==== Dataset records
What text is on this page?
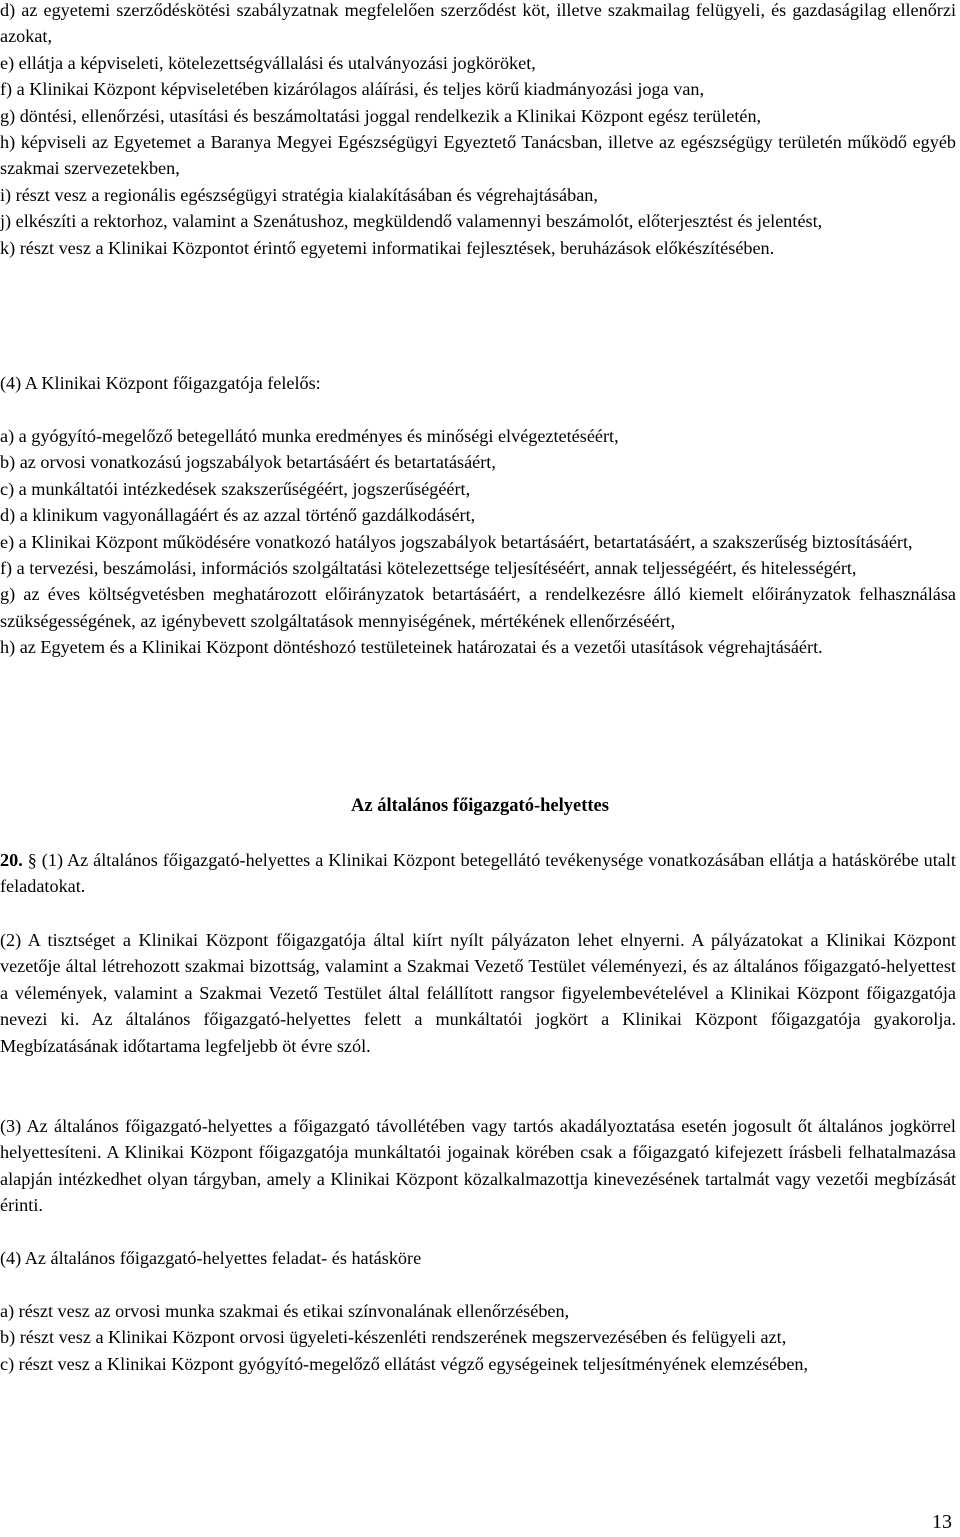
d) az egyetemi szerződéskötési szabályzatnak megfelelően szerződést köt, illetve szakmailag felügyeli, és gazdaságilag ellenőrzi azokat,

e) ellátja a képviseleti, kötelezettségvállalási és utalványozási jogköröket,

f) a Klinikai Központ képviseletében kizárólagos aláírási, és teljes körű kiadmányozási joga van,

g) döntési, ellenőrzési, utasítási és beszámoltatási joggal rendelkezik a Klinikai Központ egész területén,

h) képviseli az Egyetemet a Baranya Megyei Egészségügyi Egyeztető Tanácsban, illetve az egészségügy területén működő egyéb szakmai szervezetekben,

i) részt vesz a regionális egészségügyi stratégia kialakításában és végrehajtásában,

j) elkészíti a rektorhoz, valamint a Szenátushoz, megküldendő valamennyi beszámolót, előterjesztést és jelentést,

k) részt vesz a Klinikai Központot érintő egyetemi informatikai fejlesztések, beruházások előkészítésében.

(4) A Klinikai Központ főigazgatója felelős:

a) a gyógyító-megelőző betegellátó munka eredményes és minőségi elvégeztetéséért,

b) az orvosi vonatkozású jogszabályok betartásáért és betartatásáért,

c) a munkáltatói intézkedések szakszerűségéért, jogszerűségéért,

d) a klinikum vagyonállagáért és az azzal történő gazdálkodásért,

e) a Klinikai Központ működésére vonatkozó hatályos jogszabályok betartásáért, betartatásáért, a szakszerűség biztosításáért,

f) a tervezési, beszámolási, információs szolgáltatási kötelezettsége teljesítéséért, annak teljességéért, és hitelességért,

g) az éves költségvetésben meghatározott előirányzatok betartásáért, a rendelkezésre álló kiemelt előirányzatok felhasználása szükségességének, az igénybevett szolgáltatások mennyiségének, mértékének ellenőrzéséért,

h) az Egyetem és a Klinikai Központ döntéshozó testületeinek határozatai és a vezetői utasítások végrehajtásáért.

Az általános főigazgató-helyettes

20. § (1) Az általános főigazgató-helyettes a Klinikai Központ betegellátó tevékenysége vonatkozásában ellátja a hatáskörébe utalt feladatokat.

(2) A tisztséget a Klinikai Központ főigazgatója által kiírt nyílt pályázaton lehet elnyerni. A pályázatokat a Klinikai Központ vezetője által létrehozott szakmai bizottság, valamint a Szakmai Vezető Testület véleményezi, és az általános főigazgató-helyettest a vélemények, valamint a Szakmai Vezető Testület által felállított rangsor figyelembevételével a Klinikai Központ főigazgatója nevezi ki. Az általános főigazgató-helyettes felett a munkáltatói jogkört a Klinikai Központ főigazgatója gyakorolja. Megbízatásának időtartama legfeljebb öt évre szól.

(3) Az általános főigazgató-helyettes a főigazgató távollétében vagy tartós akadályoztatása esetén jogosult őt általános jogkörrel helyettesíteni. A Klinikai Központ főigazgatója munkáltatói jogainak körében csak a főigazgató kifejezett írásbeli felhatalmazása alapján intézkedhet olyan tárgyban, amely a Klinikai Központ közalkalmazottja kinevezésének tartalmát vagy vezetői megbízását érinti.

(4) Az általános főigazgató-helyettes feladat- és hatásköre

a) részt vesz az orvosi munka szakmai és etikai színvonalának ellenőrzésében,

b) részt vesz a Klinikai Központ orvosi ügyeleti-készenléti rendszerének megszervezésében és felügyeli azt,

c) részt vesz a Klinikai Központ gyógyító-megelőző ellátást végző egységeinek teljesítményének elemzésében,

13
========
(Written request): Reproduce the material word for word. Any pictures should be left out of the copy.

(Result of this task):
What text is on this page?
d) az egyetemi szerződéskötési szabályzatnak megfelelően szerződést köt, illetve szakmailag felügyeli, és gazdaságilag ellenőrzi azokat,

e) ellátja a képviseleti, kötelezettségvállalási és utalványozási jogköröket,

f) a Klinikai Központ képviseletében kizárólagos aláírási, és teljes körű kiadmányozási joga van,

g) döntési, ellenőrzési, utasítási és beszámoltatási joggal rendelkezik a Klinikai Központ egész területén,

h) képviseli az Egyetemet a Baranya Megyei Egészségügyi Egyeztető Tanácsban, illetve az egészségügy területén működő egyéb szakmai szervezetekben,

i) részt vesz a regionális egészségügyi stratégia kialakításában és végrehajtásában,

j) elkészíti a rektorhoz, valamint a Szenátushoz, megküldendő valamennyi beszámolót, előterjesztést és jelentést,

k) részt vesz a Klinikai Központot érintő egyetemi informatikai fejlesztések, beruházások előkészítésében.

(4) A Klinikai Központ főigazgatója felelős:

a) a gyógyító-megelőző betegellátó munka eredményes és minőségi elvégeztetéséért,

b) az orvosi vonatkozású jogszabályok betartásáért és betartatásáért,

c) a munkáltatói intézkedések szakszerűségéért, jogszerűségéért,

d) a klinikum vagyonállagáért és az azzal történő gazdálkodásért,

e) a Klinikai Központ működésére vonatkozó hatályos jogszabályok betartásáért, betartatásáért, a szakszerűség biztosításáért,

f) a tervezési, beszámolási, információs szolgáltatási kötelezettsége teljesítéséért, annak teljességéért, és hitelességért,

g) az éves költségvetésben meghatározott előirányzatok betartásáért, a rendelkezésre álló kiemelt előirányzatok felhasználása szükségességének, az igénybevett szolgáltatások mennyiségének, mértékének ellenőrzéséért,

h) az Egyetem és a Klinikai Központ döntéshozó testületeinek határozatai és a vezetői utasítások végrehajtásáért.

Az általános főigazgató-helyettes

20. § (1) Az általános főigazgató-helyettes a Klinikai Központ betegellátó tevékenysége vonatkozásában ellátja a hatáskörébe utalt feladatokat.

(2) A tisztséget a Klinikai Központ főigazgatója által kiírt nyílt pályázaton lehet elnyerni. A pályázatokat a Klinikai Központ vezetője által létrehozott szakmai bizottság, valamint a Szakmai Vezető Testület véleményezi, és az általános főigazgató-helyettest a vélemények, valamint a Szakmai Vezető Testület által felállított rangsor figyelembevételével a Klinikai Központ főigazgatója nevezi ki. Az általános főigazgató-helyettes felett a munkáltatói jogkört a Klinikai Központ főigazgatója gyakorolja. Megbízatásának időtartama legfeljebb öt évre szól.

(3) Az általános főigazgató-helyettes a főigazgató távollétében vagy tartós akadályoztatása esetén jogosult őt általános jogkörrel helyettesíteni. A Klinikai Központ főigazgatója munkáltatói jogainak körében csak a főigazgató kifejezett írásbeli felhatalmazása alapján intézkedhet olyan tárgyban, amely a Klinikai Központ közalkalmazottja kinevezésének tartalmát vagy vezetői megbízását érinti.

(4) Az általános főigazgató-helyettes feladat- és hatásköre

a) részt vesz az orvosi munka szakmai és etikai színvonalának ellenőrzésében,

b) részt vesz a Klinikai Központ orvosi ügyeleti-készenléti rendszerének megszervezésében és felügyeli azt,

c) részt vesz a Klinikai Központ gyógyító-megelőző ellátást végző egységeinek teljesítményének elemzésében,

13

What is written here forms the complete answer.